* **WHAT IS EXPECTED**:
Go through the lines below. Copy those with "this".

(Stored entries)
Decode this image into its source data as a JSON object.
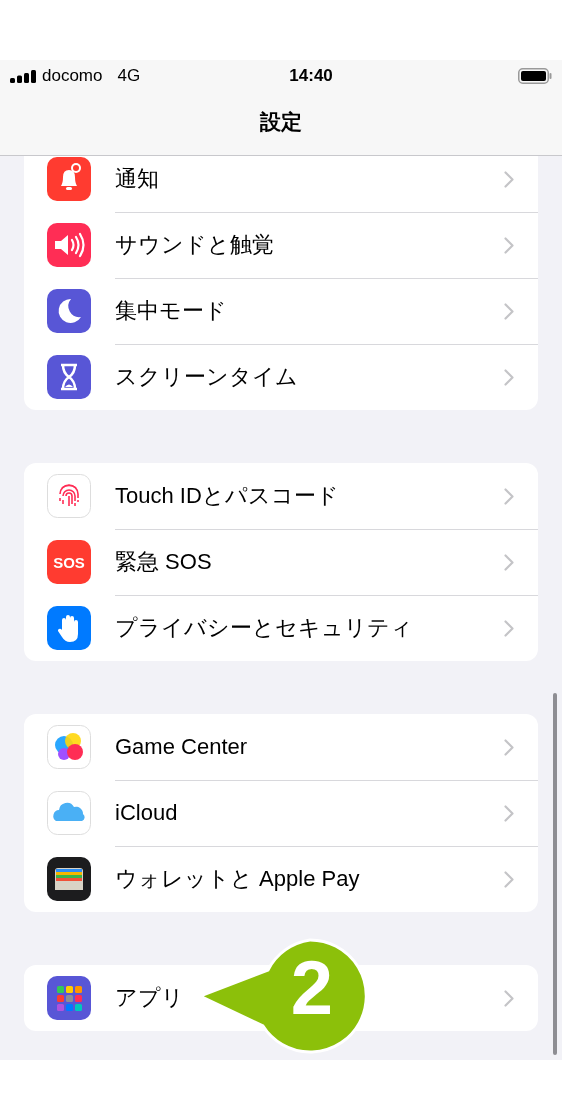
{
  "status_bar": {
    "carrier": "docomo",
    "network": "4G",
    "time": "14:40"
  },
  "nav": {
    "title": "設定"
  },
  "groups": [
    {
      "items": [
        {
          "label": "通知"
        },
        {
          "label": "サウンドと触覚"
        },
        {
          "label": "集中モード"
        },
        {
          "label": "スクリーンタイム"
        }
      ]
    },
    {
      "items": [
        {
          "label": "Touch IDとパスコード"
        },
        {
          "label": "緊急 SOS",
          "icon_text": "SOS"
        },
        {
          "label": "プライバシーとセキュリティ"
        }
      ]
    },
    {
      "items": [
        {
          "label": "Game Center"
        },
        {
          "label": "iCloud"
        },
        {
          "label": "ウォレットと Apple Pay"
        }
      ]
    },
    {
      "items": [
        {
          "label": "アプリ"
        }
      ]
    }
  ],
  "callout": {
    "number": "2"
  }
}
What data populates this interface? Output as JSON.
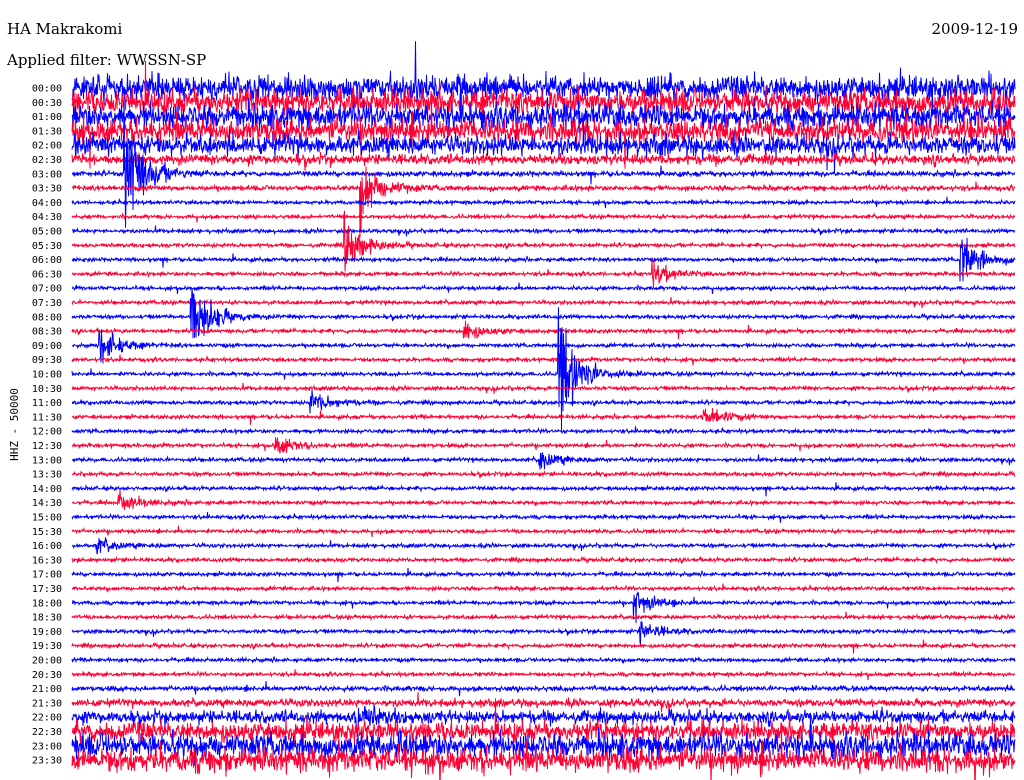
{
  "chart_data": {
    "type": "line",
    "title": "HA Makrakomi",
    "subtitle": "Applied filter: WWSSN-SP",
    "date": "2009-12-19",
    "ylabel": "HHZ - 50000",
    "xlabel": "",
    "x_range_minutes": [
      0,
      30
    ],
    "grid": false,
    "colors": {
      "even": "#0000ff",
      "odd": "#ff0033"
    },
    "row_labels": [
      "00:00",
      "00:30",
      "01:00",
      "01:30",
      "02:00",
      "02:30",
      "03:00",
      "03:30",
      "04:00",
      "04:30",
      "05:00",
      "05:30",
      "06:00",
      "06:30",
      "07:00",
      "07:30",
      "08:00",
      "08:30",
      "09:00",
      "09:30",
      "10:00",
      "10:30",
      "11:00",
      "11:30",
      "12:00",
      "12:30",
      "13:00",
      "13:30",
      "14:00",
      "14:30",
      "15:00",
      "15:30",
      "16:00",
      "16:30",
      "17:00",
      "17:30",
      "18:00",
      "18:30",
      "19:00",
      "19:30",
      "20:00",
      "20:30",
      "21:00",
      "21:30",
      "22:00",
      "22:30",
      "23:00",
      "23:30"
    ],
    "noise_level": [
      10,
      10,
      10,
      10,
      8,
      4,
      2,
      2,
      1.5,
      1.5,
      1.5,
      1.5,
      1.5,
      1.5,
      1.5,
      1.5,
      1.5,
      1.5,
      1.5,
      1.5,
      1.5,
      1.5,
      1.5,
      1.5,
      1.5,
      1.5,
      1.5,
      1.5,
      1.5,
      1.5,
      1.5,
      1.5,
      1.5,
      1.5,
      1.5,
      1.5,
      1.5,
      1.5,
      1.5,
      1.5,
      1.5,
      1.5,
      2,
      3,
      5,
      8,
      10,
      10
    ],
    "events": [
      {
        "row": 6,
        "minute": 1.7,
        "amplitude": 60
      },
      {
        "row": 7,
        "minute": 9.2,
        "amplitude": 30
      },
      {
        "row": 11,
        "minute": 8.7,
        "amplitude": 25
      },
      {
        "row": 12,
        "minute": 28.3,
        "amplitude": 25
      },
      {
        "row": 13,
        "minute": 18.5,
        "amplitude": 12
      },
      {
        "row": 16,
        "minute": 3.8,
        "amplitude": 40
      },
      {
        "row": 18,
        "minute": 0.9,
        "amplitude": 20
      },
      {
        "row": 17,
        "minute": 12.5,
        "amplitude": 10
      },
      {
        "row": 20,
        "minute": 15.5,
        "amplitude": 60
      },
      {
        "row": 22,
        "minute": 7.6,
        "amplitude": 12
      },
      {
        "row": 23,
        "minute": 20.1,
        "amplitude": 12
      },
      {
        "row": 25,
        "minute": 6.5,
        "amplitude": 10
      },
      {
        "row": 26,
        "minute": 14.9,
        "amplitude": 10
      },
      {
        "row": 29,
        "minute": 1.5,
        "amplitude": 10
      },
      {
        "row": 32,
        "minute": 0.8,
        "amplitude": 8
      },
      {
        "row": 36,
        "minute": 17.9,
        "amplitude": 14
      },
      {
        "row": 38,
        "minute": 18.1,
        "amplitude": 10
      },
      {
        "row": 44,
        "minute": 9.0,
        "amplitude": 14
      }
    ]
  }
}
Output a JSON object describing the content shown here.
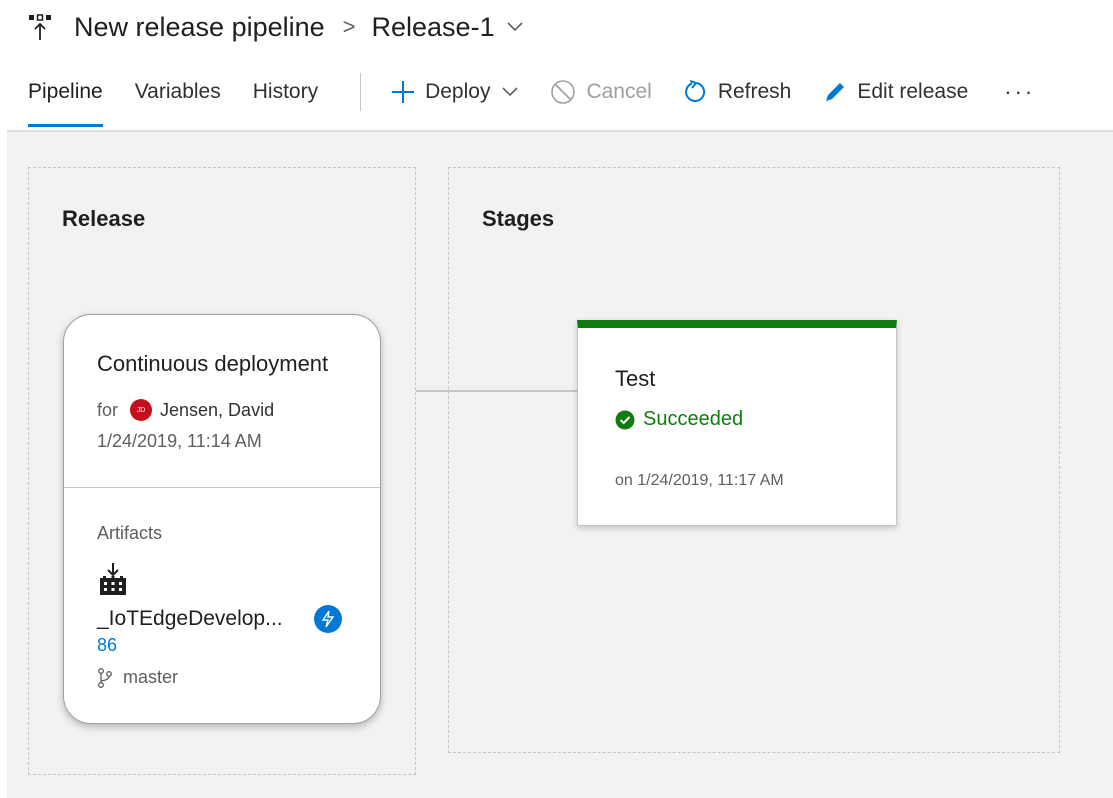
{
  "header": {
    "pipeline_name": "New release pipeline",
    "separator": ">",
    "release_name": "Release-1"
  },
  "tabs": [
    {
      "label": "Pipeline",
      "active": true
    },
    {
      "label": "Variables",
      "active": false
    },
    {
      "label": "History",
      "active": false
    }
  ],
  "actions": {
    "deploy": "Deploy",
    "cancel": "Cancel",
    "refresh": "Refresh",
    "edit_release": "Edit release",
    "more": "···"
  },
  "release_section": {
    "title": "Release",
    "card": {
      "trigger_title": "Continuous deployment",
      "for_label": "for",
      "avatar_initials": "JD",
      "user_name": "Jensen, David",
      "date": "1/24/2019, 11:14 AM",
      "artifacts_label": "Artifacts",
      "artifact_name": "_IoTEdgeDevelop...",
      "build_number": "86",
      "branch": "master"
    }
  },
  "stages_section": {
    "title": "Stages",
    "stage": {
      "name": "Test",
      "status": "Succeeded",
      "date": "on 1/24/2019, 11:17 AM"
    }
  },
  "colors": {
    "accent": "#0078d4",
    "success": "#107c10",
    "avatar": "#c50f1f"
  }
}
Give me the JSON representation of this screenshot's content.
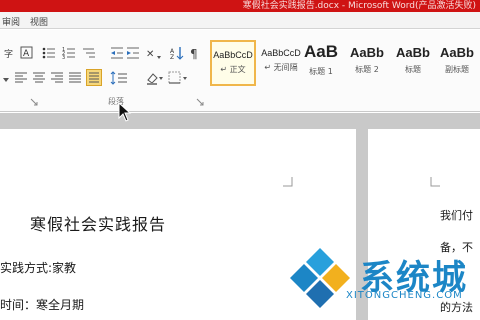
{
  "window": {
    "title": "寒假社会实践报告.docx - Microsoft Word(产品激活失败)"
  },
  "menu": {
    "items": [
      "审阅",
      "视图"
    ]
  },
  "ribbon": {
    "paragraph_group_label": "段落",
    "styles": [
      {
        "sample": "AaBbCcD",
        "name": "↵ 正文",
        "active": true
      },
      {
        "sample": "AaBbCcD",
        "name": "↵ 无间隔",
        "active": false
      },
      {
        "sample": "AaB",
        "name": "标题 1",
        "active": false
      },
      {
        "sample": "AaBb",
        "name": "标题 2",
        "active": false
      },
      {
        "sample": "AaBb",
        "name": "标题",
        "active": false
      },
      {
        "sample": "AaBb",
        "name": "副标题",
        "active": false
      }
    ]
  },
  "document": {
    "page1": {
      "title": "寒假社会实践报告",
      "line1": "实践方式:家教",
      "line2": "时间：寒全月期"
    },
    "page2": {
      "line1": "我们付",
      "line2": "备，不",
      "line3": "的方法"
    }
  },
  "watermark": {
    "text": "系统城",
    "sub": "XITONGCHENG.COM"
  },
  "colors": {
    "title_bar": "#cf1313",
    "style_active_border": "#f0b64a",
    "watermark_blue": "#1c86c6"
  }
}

* **IN RESPONSE**:
Decode this image into its source data as a JSON object.
What data populates this interface? Output as JSON.
Give me the JSON representation of this screenshot's content.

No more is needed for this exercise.